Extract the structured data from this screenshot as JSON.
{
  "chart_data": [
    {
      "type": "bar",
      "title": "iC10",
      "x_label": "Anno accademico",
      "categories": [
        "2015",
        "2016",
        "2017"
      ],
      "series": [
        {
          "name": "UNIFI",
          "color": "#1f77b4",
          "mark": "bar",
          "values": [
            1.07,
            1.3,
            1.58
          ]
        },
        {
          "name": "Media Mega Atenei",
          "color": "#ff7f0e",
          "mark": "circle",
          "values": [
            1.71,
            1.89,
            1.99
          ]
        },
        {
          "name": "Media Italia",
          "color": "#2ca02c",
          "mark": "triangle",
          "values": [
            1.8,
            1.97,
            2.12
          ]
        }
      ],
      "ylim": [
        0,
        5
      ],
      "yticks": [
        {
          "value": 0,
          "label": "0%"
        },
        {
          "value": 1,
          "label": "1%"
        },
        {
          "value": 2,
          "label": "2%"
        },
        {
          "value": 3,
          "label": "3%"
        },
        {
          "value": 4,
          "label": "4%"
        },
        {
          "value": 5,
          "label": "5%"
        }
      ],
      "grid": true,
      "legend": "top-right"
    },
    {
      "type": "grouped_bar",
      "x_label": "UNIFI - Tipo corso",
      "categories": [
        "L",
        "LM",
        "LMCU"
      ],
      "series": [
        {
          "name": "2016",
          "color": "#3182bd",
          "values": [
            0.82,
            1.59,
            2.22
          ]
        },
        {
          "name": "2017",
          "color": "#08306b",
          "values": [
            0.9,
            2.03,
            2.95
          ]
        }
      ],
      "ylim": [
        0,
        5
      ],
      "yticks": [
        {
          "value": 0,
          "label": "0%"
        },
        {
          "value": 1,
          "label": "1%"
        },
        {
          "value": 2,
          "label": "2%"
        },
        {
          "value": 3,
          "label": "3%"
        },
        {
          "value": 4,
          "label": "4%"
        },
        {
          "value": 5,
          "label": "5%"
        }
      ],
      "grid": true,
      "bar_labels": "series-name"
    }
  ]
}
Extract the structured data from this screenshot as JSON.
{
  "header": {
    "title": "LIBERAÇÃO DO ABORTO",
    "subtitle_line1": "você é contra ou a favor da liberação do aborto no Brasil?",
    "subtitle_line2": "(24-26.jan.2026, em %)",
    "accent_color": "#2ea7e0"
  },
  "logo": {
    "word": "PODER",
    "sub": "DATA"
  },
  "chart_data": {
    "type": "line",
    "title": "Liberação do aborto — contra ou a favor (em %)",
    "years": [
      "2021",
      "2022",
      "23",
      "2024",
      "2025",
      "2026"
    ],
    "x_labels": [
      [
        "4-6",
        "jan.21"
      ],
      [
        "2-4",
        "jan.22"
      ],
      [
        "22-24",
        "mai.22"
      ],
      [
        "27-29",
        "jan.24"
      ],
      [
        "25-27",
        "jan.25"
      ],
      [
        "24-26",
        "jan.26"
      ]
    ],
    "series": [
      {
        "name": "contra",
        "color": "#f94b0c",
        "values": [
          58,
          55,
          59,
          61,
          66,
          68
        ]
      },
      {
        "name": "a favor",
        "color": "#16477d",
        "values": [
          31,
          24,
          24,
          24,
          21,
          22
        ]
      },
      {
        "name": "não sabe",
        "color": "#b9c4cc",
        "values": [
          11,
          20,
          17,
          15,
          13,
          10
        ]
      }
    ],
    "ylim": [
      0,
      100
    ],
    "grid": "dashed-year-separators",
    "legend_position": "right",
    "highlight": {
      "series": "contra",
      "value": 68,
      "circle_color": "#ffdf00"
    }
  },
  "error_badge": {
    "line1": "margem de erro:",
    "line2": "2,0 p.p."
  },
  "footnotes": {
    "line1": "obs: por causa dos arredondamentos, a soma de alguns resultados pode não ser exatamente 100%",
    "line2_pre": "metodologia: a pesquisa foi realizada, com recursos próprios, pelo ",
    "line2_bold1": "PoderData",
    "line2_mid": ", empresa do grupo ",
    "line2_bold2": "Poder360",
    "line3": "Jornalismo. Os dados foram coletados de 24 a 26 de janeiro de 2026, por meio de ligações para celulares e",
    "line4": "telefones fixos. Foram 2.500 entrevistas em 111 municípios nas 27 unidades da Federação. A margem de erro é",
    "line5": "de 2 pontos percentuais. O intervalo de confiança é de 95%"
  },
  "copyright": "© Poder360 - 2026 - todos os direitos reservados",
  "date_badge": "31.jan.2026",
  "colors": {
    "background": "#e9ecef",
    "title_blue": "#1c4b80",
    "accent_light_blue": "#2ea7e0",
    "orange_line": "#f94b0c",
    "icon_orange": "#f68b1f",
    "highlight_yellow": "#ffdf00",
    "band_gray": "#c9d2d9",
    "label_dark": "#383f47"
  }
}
▬▬▬▬▬▬▬▬▬▬
Exercise task
State how many lines of the data include the word "margem", with nothing else.

Output of the exercise
2